** Start Data section **
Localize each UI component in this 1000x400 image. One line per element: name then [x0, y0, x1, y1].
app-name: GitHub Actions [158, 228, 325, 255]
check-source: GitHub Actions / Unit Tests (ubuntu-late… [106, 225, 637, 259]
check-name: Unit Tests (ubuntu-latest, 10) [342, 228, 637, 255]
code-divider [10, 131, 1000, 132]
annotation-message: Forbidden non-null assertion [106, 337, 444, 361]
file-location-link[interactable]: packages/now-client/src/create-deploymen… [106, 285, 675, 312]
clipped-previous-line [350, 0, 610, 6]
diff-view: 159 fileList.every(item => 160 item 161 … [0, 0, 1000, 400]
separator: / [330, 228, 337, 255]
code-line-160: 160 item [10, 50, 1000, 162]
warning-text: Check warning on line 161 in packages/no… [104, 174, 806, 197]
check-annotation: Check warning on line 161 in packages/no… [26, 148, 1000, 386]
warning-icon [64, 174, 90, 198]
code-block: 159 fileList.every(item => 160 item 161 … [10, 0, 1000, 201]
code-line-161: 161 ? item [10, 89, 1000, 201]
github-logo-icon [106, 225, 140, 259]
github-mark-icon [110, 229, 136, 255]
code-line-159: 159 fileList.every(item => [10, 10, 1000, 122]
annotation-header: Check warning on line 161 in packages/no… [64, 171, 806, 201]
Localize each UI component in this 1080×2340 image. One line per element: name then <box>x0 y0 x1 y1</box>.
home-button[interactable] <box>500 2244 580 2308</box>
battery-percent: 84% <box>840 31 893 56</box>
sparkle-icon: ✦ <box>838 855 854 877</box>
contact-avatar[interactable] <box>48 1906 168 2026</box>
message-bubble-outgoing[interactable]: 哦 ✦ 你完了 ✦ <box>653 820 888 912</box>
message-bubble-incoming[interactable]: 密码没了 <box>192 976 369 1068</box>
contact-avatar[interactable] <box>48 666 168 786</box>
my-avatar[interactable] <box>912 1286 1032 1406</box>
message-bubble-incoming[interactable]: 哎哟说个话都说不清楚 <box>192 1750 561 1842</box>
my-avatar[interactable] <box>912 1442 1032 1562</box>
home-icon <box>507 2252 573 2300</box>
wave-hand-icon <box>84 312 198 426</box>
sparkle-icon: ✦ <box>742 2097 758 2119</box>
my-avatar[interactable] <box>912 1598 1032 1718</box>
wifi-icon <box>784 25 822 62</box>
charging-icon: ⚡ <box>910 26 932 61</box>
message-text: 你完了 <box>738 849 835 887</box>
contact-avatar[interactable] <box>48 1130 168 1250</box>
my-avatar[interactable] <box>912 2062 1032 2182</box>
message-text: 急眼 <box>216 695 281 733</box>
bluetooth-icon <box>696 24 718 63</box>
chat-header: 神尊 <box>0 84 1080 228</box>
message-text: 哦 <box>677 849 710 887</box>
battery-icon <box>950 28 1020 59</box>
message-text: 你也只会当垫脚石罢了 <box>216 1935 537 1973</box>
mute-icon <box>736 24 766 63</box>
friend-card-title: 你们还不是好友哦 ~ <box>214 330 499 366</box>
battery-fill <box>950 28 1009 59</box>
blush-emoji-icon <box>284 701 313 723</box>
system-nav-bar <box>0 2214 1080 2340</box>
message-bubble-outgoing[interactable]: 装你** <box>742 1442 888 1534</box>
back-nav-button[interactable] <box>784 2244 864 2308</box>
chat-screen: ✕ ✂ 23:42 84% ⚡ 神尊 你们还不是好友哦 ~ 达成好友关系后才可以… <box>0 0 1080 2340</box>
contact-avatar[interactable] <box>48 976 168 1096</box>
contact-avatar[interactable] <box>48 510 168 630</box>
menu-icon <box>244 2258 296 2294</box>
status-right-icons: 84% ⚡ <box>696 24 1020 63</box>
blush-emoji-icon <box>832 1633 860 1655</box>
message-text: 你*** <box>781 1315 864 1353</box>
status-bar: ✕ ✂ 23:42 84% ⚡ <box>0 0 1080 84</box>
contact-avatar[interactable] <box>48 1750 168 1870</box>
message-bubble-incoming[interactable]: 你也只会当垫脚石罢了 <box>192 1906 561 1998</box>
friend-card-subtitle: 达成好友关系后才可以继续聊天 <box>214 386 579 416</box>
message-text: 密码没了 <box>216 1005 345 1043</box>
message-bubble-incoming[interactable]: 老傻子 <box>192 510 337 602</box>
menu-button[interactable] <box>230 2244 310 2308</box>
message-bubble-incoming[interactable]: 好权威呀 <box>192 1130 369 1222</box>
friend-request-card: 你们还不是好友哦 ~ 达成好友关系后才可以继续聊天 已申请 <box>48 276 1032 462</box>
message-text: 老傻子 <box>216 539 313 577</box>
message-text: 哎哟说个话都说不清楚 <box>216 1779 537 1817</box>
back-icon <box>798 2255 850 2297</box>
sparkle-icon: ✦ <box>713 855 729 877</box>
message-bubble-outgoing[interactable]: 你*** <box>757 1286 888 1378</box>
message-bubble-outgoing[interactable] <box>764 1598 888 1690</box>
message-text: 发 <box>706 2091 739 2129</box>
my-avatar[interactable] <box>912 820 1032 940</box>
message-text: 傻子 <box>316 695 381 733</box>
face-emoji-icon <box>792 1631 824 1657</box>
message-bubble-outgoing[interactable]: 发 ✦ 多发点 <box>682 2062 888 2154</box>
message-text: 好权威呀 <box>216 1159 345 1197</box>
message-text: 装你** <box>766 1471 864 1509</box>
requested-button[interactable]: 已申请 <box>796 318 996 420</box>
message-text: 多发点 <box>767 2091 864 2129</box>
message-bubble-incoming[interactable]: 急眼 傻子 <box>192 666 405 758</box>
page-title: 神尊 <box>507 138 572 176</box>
** End Data section **
* Task details:
Arrange the records as a numbered list, from the first line through the line containing "annotation-message: Forbidden non-null", both included, and leave out any blank lines.

* Response:
1. Localize each UI component in this 1000x400 image. One line per element: name then [x0, y0, x1, y1].
2. app-name: GitHub Actions [158, 228, 325, 255]
3. check-source: GitHub Actions / Unit Tests (ubuntu-late… [106, 225, 637, 259]
4. check-name: Unit Tests (ubuntu-latest, 10) [342, 228, 637, 255]
5. code-divider [10, 131, 1000, 132]
6. annotation-message: Forbidden non-null assertion [106, 337, 444, 361]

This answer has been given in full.